Records excerpted from a collection:
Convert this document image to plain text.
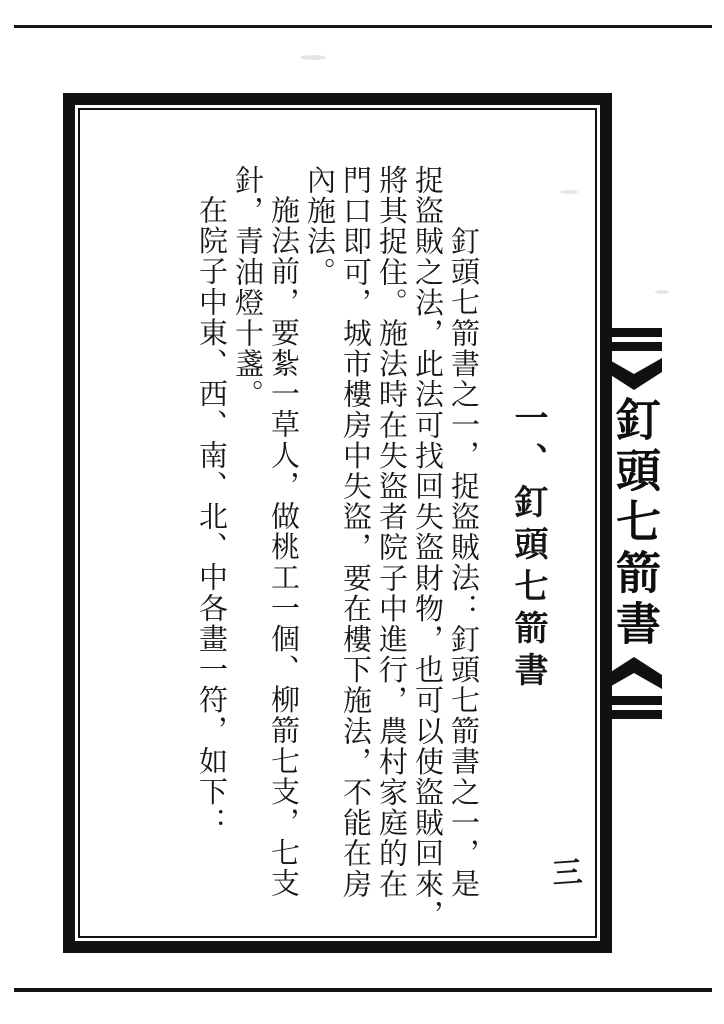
一、釘頭七箭書
釘頭七箭書之一，捉盜賊法：釘頭七箭書之一，是
捉盜賊之法，此法可找回失盜財物，也可以使盜賊回來，
將其捉住。施法時在失盜者院子中進行，農村家庭的在
門口即可，城市樓房中失盜，要在樓下施法，不能在房
內施法。
施法前，要紮一草人，做桃工一個、柳箭七支，七支
針，青油燈十盞。
在院子中東、西、南、北、中各畫一符，如下：	釘頭七箭書
三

**Stated task:** Leave out the pictures and give the rest of the records again exactly.

**Exercise result:**
Convert this document image to plain text.
一、釘頭七箭書
釘頭七箭書之一，捉盜賊法：釘頭七箭書之一，是
捉盜賊之法，此法可找回失盜財物，也可以使盜賊回來，
將其捉住。施法時在失盜者院子中進行，農村家庭的在
門口即可，城市樓房中失盜，要在樓下施法，不能在房
內施法。
施法前，要紮一草人，做桃工一個、柳箭七支，七支
針，青油燈十盞。
在院子中東、西、南、北、中各畫一符，如下：	釘頭七箭書
三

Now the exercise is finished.